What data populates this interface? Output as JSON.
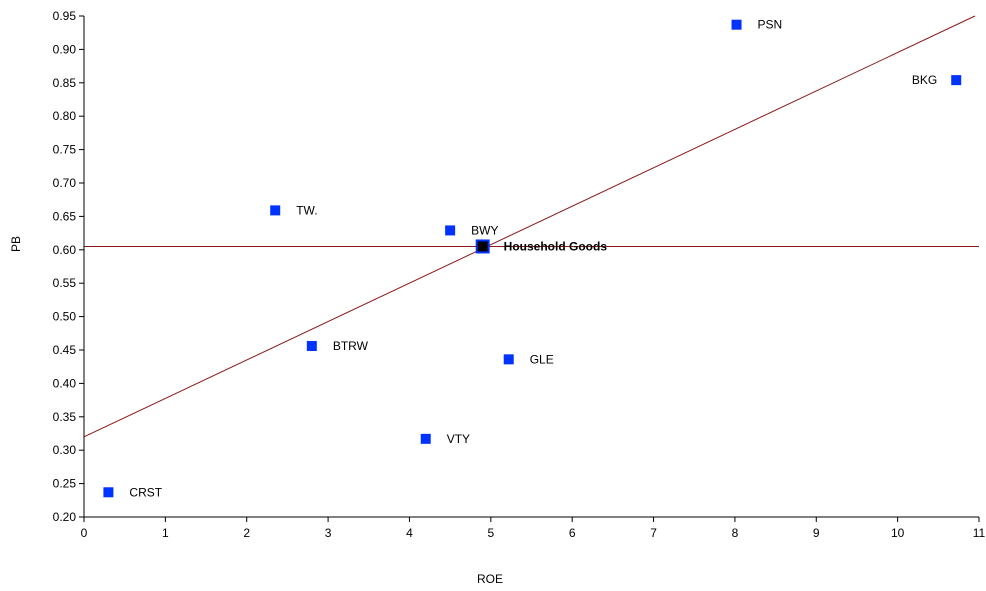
{
  "chart_data": {
    "type": "scatter",
    "title": "",
    "xlabel": "ROE",
    "ylabel": "PB",
    "xlim": [
      0,
      11
    ],
    "ylim": [
      0.2,
      0.95
    ],
    "x_ticks": [
      0,
      1,
      2,
      3,
      4,
      5,
      6,
      7,
      8,
      9,
      10,
      11
    ],
    "y_ticks": [
      0.2,
      0.25,
      0.3,
      0.35,
      0.4,
      0.45,
      0.5,
      0.55,
      0.6,
      0.65,
      0.7,
      0.75,
      0.8,
      0.85,
      0.9,
      0.95
    ],
    "y_tick_labels": [
      "0.20",
      "0.25",
      "0.30",
      "0.35",
      "0.40",
      "0.45",
      "0.50",
      "0.55",
      "0.60",
      "0.65",
      "0.70",
      "0.75",
      "0.80",
      "0.85",
      "0.90",
      "0.95"
    ],
    "grid": false,
    "points": [
      {
        "label": "CRST",
        "x": 0.3,
        "y": 0.237,
        "color": "#0033ff",
        "label_side": "right"
      },
      {
        "label": "TW.",
        "x": 2.35,
        "y": 0.659,
        "color": "#0033ff",
        "label_side": "right"
      },
      {
        "label": "BTRW",
        "x": 2.8,
        "y": 0.456,
        "color": "#0033ff",
        "label_side": "right"
      },
      {
        "label": "VTY",
        "x": 4.2,
        "y": 0.317,
        "color": "#0033ff",
        "label_side": "right"
      },
      {
        "label": "BWY",
        "x": 4.5,
        "y": 0.629,
        "color": "#0033ff",
        "label_side": "right"
      },
      {
        "label": "GLE",
        "x": 5.22,
        "y": 0.436,
        "color": "#0033ff",
        "label_side": "right"
      },
      {
        "label": "PSN",
        "x": 8.02,
        "y": 0.937,
        "color": "#0033ff",
        "label_side": "right"
      },
      {
        "label": "BKG",
        "x": 10.72,
        "y": 0.854,
        "color": "#0033ff",
        "label_side": "left"
      },
      {
        "label": "Household Goods",
        "x": 4.9,
        "y": 0.605,
        "color": "#000000",
        "label_side": "right",
        "highlight": true
      }
    ],
    "reference_lines": [
      {
        "type": "trend",
        "x": [
          0,
          10.95
        ],
        "y": [
          0.32,
          0.95
        ],
        "color": "#8b1a1a"
      },
      {
        "type": "horizontal",
        "y": 0.605,
        "color": "#8b1a1a"
      }
    ]
  }
}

__________________________________________________

▶ REQUEST
Repeat everything in the records precisely. Images are excluded from the copy.

▶ WRITTEN ANSWER
What data populates this interface? Output as JSON.
{
  "chart_data": {
    "type": "scatter",
    "title": "",
    "xlabel": "ROE",
    "ylabel": "PB",
    "xlim": [
      0,
      11
    ],
    "ylim": [
      0.2,
      0.95
    ],
    "x_ticks": [
      0,
      1,
      2,
      3,
      4,
      5,
      6,
      7,
      8,
      9,
      10,
      11
    ],
    "y_ticks": [
      0.2,
      0.25,
      0.3,
      0.35,
      0.4,
      0.45,
      0.5,
      0.55,
      0.6,
      0.65,
      0.7,
      0.75,
      0.8,
      0.85,
      0.9,
      0.95
    ],
    "y_tick_labels": [
      "0.20",
      "0.25",
      "0.30",
      "0.35",
      "0.40",
      "0.45",
      "0.50",
      "0.55",
      "0.60",
      "0.65",
      "0.70",
      "0.75",
      "0.80",
      "0.85",
      "0.90",
      "0.95"
    ],
    "grid": false,
    "points": [
      {
        "label": "CRST",
        "x": 0.3,
        "y": 0.237,
        "color": "#0033ff",
        "label_side": "right"
      },
      {
        "label": "TW.",
        "x": 2.35,
        "y": 0.659,
        "color": "#0033ff",
        "label_side": "right"
      },
      {
        "label": "BTRW",
        "x": 2.8,
        "y": 0.456,
        "color": "#0033ff",
        "label_side": "right"
      },
      {
        "label": "VTY",
        "x": 4.2,
        "y": 0.317,
        "color": "#0033ff",
        "label_side": "right"
      },
      {
        "label": "BWY",
        "x": 4.5,
        "y": 0.629,
        "color": "#0033ff",
        "label_side": "right"
      },
      {
        "label": "GLE",
        "x": 5.22,
        "y": 0.436,
        "color": "#0033ff",
        "label_side": "right"
      },
      {
        "label": "PSN",
        "x": 8.02,
        "y": 0.937,
        "color": "#0033ff",
        "label_side": "right"
      },
      {
        "label": "BKG",
        "x": 10.72,
        "y": 0.854,
        "color": "#0033ff",
        "label_side": "left"
      },
      {
        "label": "Household Goods",
        "x": 4.9,
        "y": 0.605,
        "color": "#000000",
        "label_side": "right",
        "highlight": true
      }
    ],
    "reference_lines": [
      {
        "type": "trend",
        "x": [
          0,
          10.95
        ],
        "y": [
          0.32,
          0.95
        ],
        "color": "#8b1a1a"
      },
      {
        "type": "horizontal",
        "y": 0.605,
        "color": "#8b1a1a"
      }
    ]
  }
}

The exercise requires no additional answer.